文書抜粋:
####
平成の世になって、都市近郊沿岸や河川域にPWC(personalwatercraft)、いわゆる水上バイクが目立つようになった。もとは米国で川をのぼる足として開発された乗り物だが、波乗りの世界でも、サーファーが沖(アウターリーフ)の大波にのるため、また波に巻き込まれた場合のレスキューの手段として利用している。ところが日本国内では、水上バイクのために制度化された5級船舶免許が簡単に取得できること、その適応範囲が1海里以内という条件のため、暴走族さながら、河口や砕波帯の浅瀬をむやみに遊走したり、ブイのまわりをフルスピードで白波を立てて急旋回をくり返している人々をよく目にする。中には、蛇行運転をしながら、前を見ていない人すらいる。また、大型化する水上バイクの2サイクルエンジンの環境負荷の大きさも問題となっている。
マリンスポーツは海の自然の理を楽しむものである。モータースポーツである水上バイクは時にその理を壊してしまうことがある。特に狭い海域、静かな渚、潮目の複雑な河口付近で何台もの水上バイクが同時に走り回ることが、環境や他の海浜利用者にどのような影響を与えるか、神奈川県平塚市と鎌倉市を事例に考えてみたい。
平塚市の相模川河口は、シラスウナギ漁に栄え、鮎が遡上する川として古来よりその名が知られている。しかし、その河口と河川域で水上バイクが盛んになったため、さまざまなトラブルが発生。漁業者と水上バイク利用者の棲み分けをする自主ルールの策定が検討されている。砕波帯や砂の浅瀬や汽水域は、魚類の産卵と生育に大変重要であり、河口は成魚が遡上する起点でもある。夏のピーク時には200台もの水上バイクが疾走している現状を整理するのも苦労の多い話だが、人間の都合だけでゾーニングした平塚ローカルルール※では、生態系や上流の隣接する地域に配慮しているとは言いがたい。水は流れ生命はつながっているのだから、この問題は、一市町村単位で解決できるものではない。国全体で水上バイクを規制する法制度が必要なのではないか。
####
練習問題:
**1.** 水上バイクに関する文章の一文「マリンスポーツは海の自然の理を楽しむものである。」を英語に訳しなさい。
**2.** 水上バイクに関する文章を、最後の文に続けて書き進めなさい。
資料は、水上バイクに関する文章とは別の出典から採ったものである。

資料:
####
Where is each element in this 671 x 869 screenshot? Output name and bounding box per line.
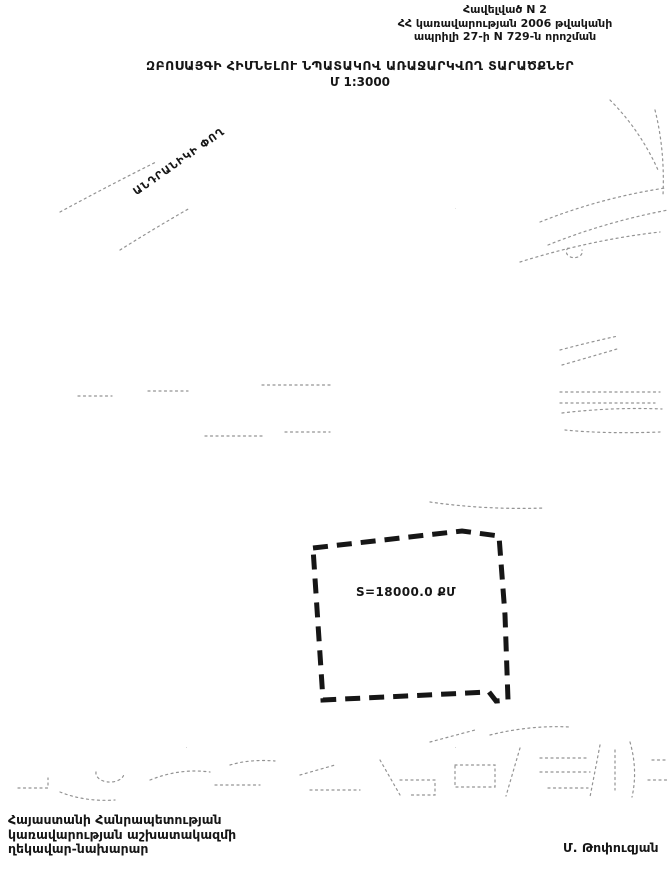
####
解答:
**1.** Marine sports are a way of enjoying the natural order of the sea.

**2.**
鎌倉市では、水上バイクライダーのモラルが問われている。酔っぱらいが海の家でレンタルしたり、プロテクターに身を包んだレーサーが周りを省みず、海水浴場を走り回る。そのため、キスやイシモチやチンチン、そして釣り人の姿も海苔網も消えてしまった。夏の夕凪には排気ガスの臭いが漂い、古都の風情も興醒めである。裸の子どもたちの横でエンジンを空ぶかししている光景には、危険を感じる人も多いはずである。
この現状に漁師さんも困っているのだ。ウインドサーファーは泣いているし、サーファーも憤まんやるかたない思いでいる。観光客は潮騒が楽しめず、海水浴においては恐怖すら覚えることもある。5級船舶操縦者のあり方を再検討し、全国的なローカルルールのための指針となる法的な整備が急がれている。
むやみに乗り回して遊ぶことだけが、水上バイクの役割ではないはずだ。沿岸域の保全や救助や砕波帯の調査等の有効利用を期待したい。一方、優れたライディング技術を披露する場ができれば、競艇のようなプロスポーツに成長する可能性もある。また、水上バイクメーカー各社の製造責任を明確にするとともに、メーカーからの利用者への働きかけも欠かせない。業界をリードするオピニオンリーダーの登場が待ち望まれている。(了)
※平塚市が支援して関係機関、団体で構成された委員会において策定された自主ルール。河口や港湾の出入りと漁業操業の安全確保のためのゾーニングが主な内容。罰則規定は特にない。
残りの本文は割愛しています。